_Instruction_. Find the lines containing the word "Vásquez" and copy every one of them.

[Recorded data]
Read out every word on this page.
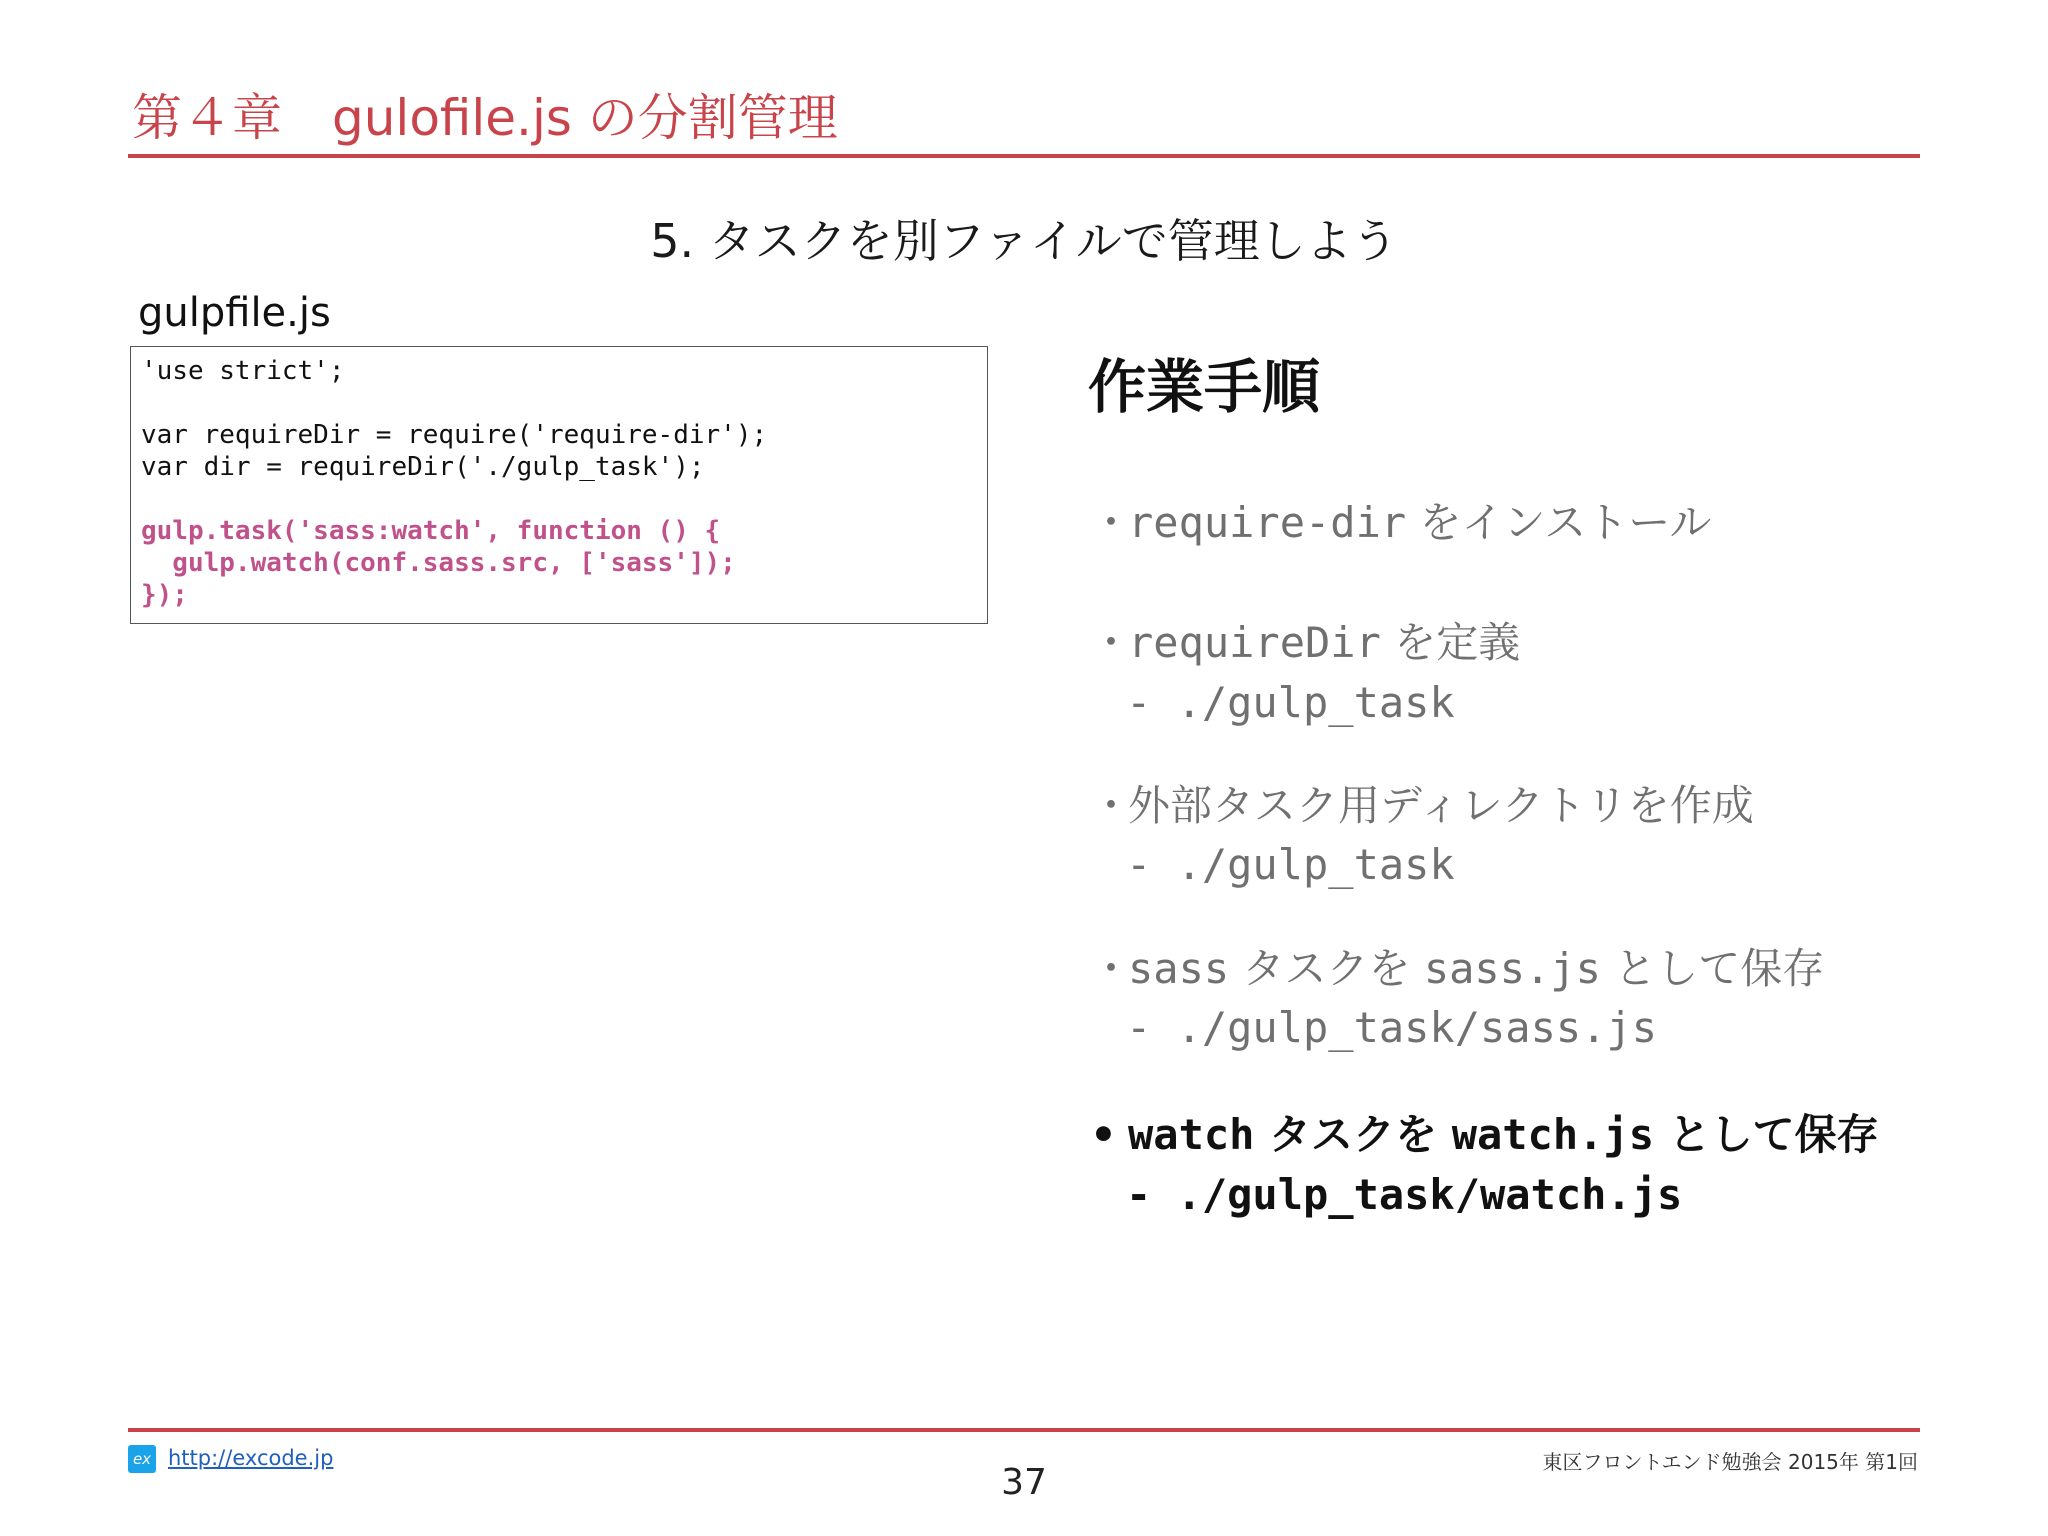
第４章　gulofile.js の分割管理
5. タスクを別ファイルで管理しよう
gulpfile.js
'use strict';
var requireDir = require('require-dir');
var dir = requireDir('./gulp_task');
gulp.task('sass:watch', function () {
gulp.watch(conf.sass.src, ['sass']);
});
作業手順
・require-dir をインストール
・requireDir を定義
- ./gulp_task
・外部タスク用ディレクトリを作成
- ./gulp_task
・sass タスクを sass.js として保存
- ./gulp_task/sass.js
• watch タスクを watch.js として保存
- ./gulp_task/watch.js
ex http://excode.jp
37	東区フロントエンド勉強会 2015年 第1回
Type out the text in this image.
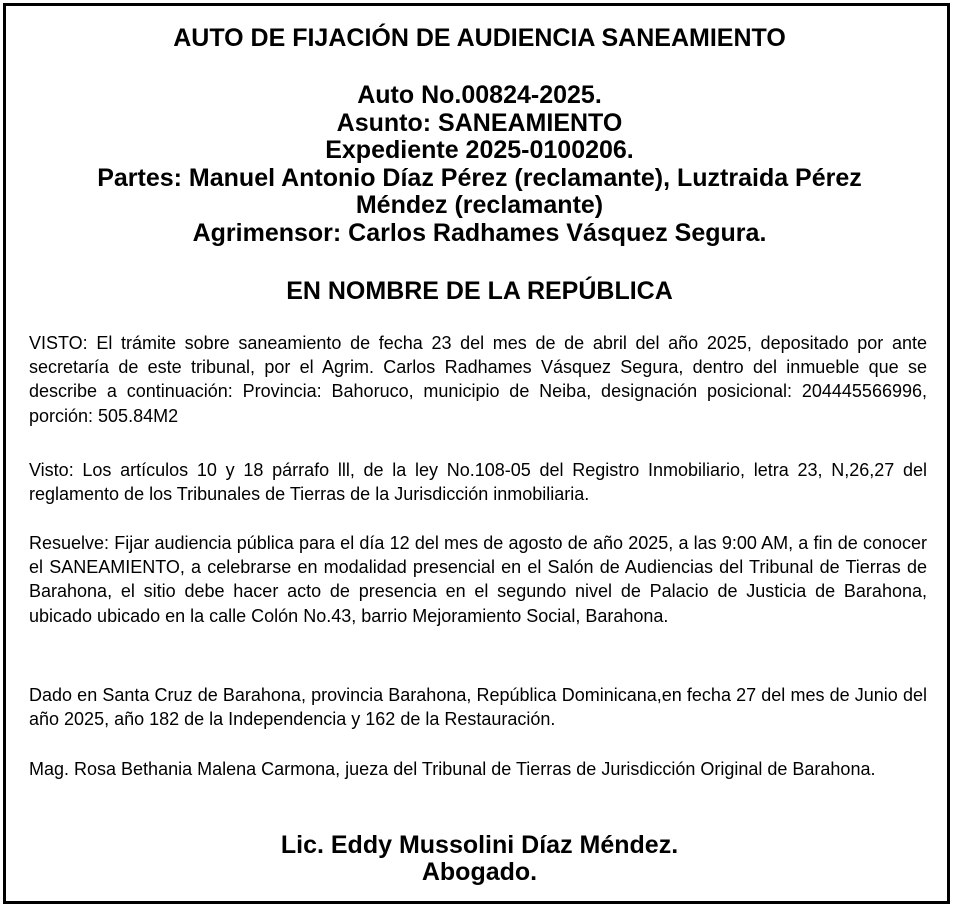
AUTO DE FIJACIÓN DE AUDIENCIA SANEAMIENTO
Auto No.00824-2025.
Asunto: SANEAMIENTO
Expediente 2025-0100206.
Partes: Manuel Antonio Díaz Pérez (reclamante), Luztraida Pérez
Méndez (reclamante)
Agrimensor: Carlos Radhames Vásquez Segura.
EN NOMBRE DE LA REPÚBLICA
VISTO: El trámite sobre saneamiento de fecha 23 del mes de de abril del año 2025, depositado por ante secretaría de este tribunal, por el Agrim. Carlos Radhames Vásquez Segura, dentro del inmueble que se describe a continuación: Provincia: Bahoruco, municipio de Neiba, designación posicional: 204445566996, porción: 505.84M2
Visto: Los artículos 10 y 18 párrafo lll, de la ley No.108-05 del Registro Inmobiliario, letra 23, N,26,27 del reglamento de los Tribunales de Tierras de la Jurisdicción inmobiliaria.
Resuelve: Fijar audiencia pública para el día 12 del mes de agosto de año 2025, a las 9:00 AM, a fin de conocer el SANEAMIENTO, a celebrarse en modalidad presencial en el Salón de Audiencias del Tribunal de Tierras de Barahona, el sitio debe hacer acto de presencia en el segundo nivel de Palacio de Justicia de Barahona, ubicado ubicado en la calle Colón No.43, barrio Mejoramiento Social, Barahona.
Dado en Santa Cruz de Barahona, provincia Barahona, República Dominicana,en fecha 27 del mes de Junio del año 2025, año 182 de la Independencia y 162 de la Restauración.
Mag. Rosa Bethania Malena Carmona, jueza del Tribunal de Tierras de Jurisdicción Original de Barahona.
Lic. Eddy Mussolini Díaz Méndez.
Abogado.
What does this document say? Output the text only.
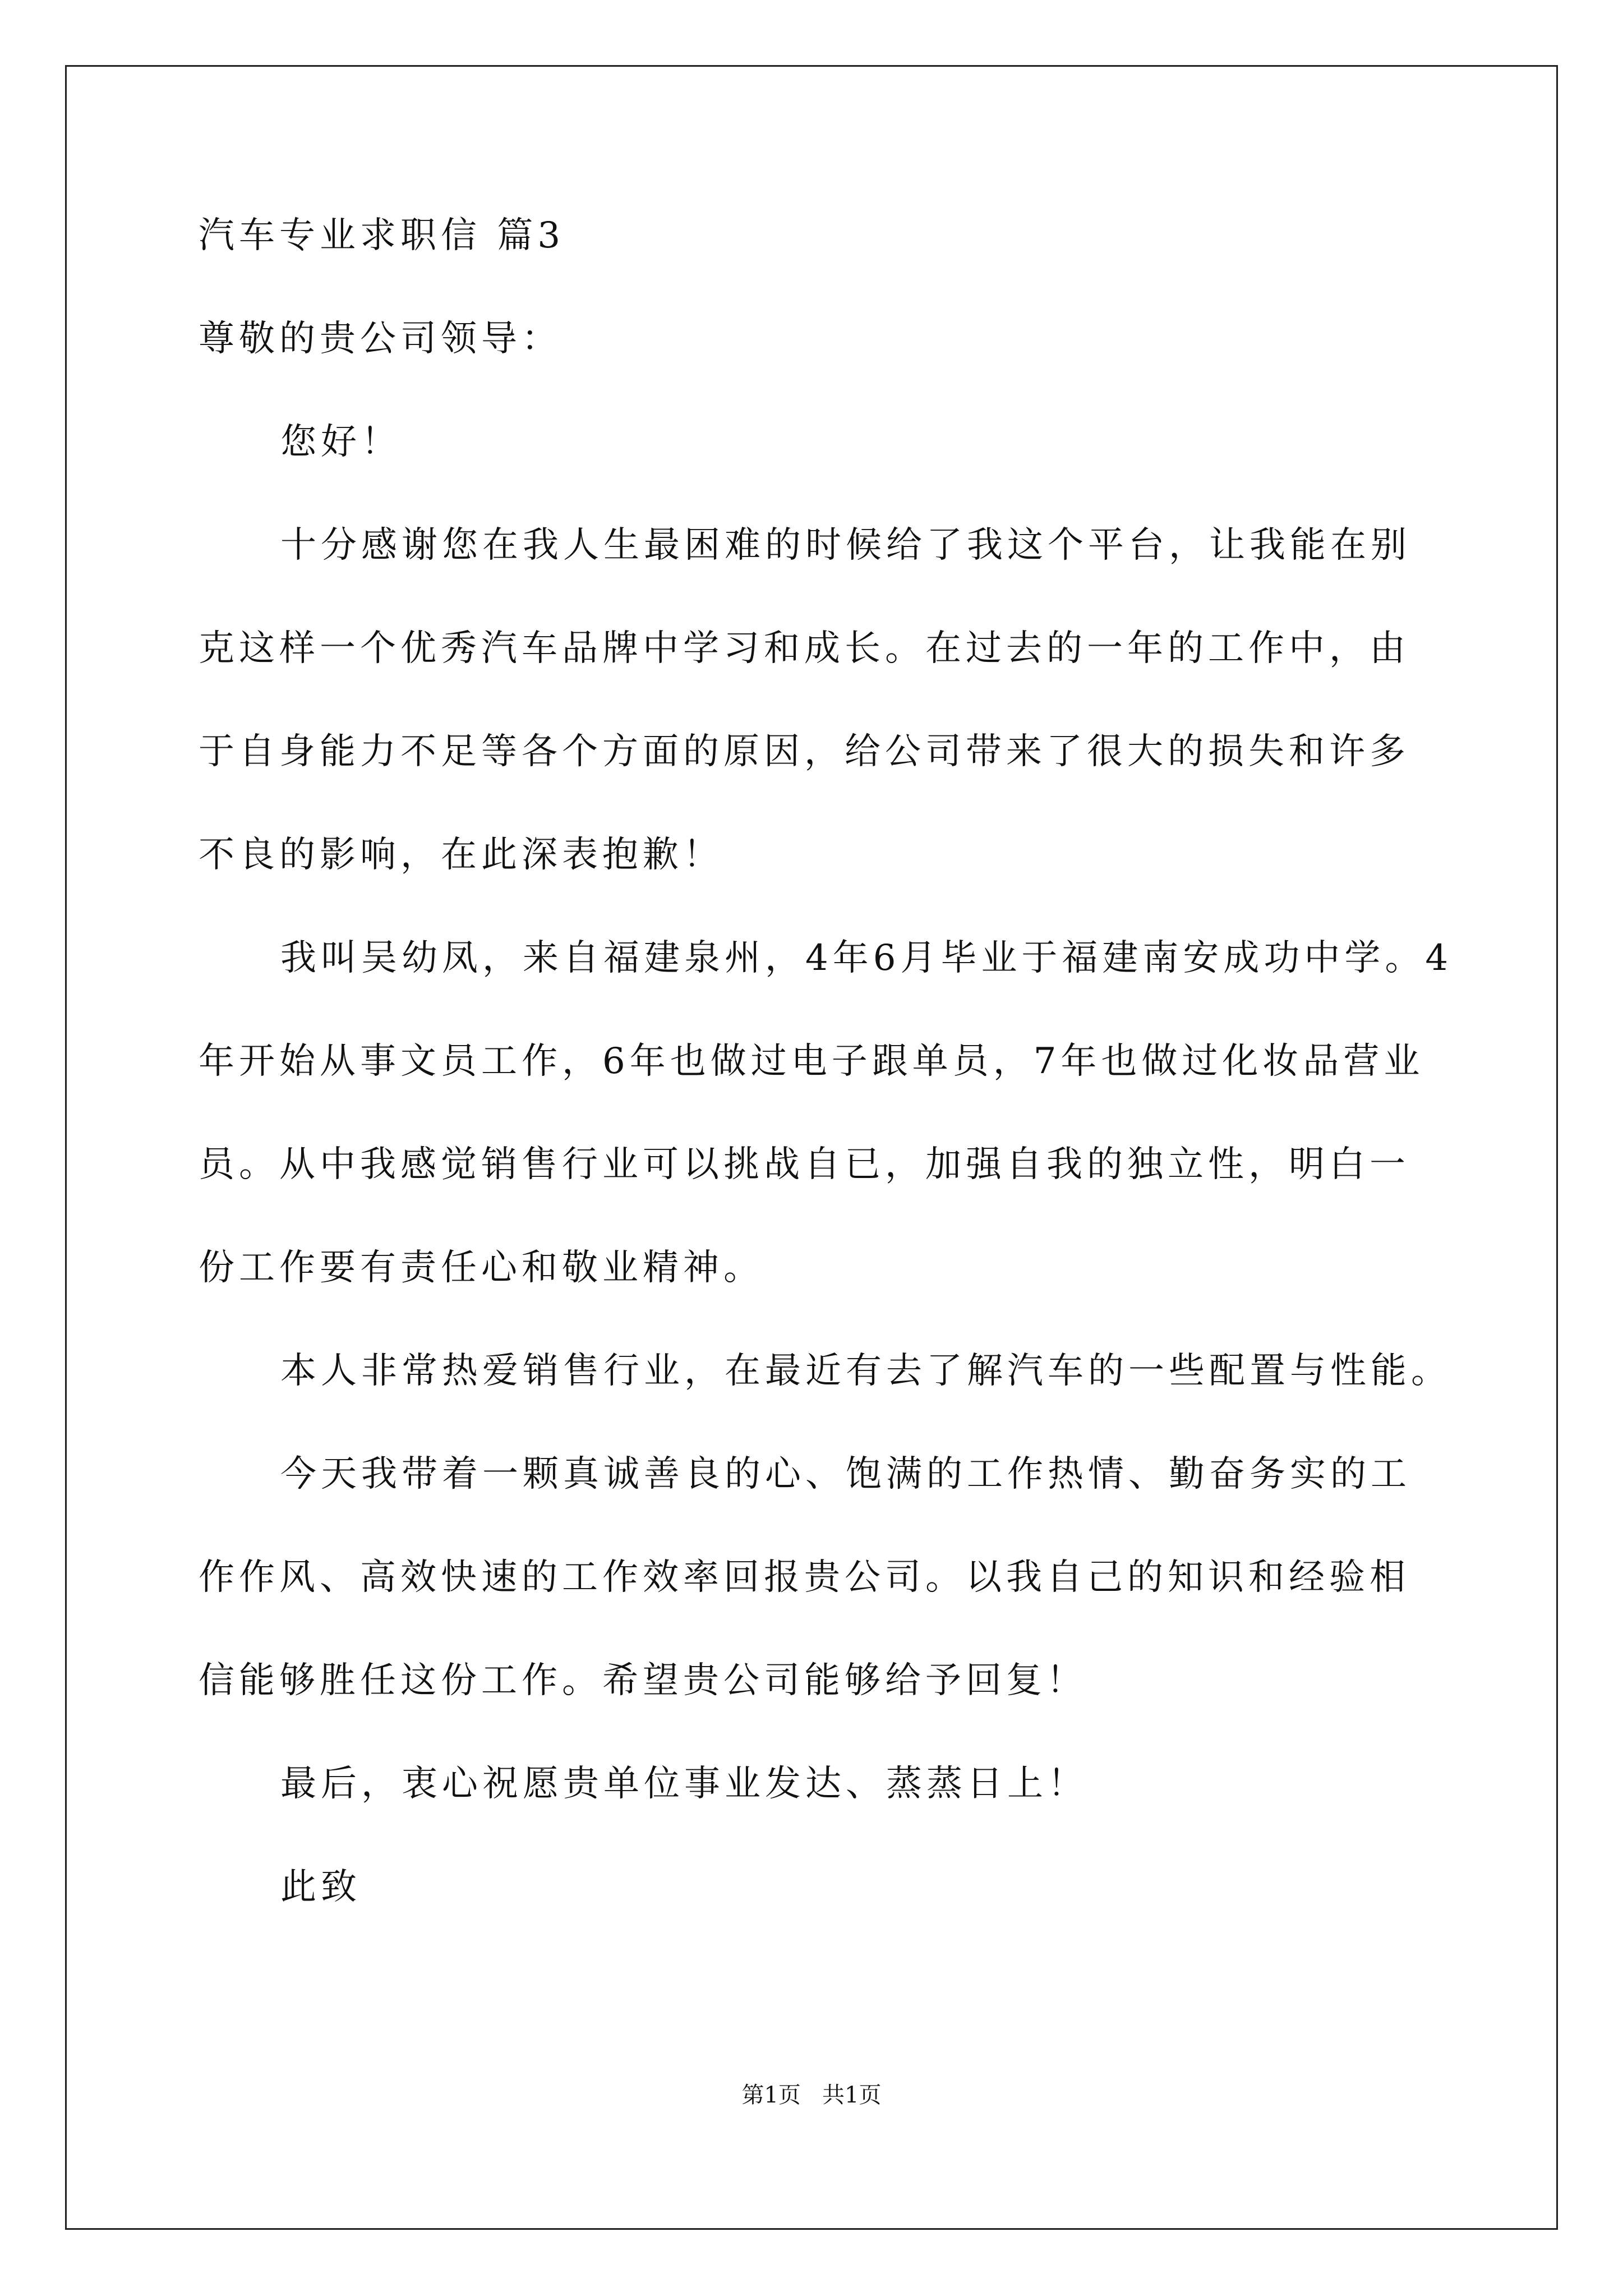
汽车专业求职信 篇3
尊敬的贵公司领导：
您好！
十分感谢您在我人生最困难的时候给了我这个平台，让我能在别
克这样一个优秀汽车品牌中学习和成长。在过去的一年的工作中，由
于自身能力不足等各个方面的原因，给公司带来了很大的损失和许多
不良的影响，在此深表抱歉！
我叫吴幼凤，来自福建泉州，4年6月毕业于福建南安成功中学。4
年开始从事文员工作，6年也做过电子跟单员，7年也做过化妆品营业
员。从中我感觉销售行业可以挑战自已，加强自我的独立性，明白一
份工作要有责任心和敬业精神。
本人非常热爱销售行业，在最近有去了解汽车的一些配置与性能。
今天我带着一颗真诚善良的心、饱满的工作热情、勤奋务实的工
作作风、高效快速的工作效率回报贵公司。以我自己的知识和经验相
信能够胜任这份工作。希望贵公司能够给予回复！
最后，衷心祝愿贵单位事业发达、蒸蒸日上！
此致
第1页   共1页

_Exercise solution_.
Agrimensor: Carlos Radhames Vásquez Segura.
VISTO: El trámite sobre saneamiento de fecha 23 del mes de de abril del año 2025, depositado por ante secretaría de este tribunal, por el Agrim. Carlos Radhames Vásquez Segura, dentro del inmueble que se describe a continuación: Provincia: Bahoruco, municipio de Neiba, designación posicional: 204445566996, porción: 505.84M2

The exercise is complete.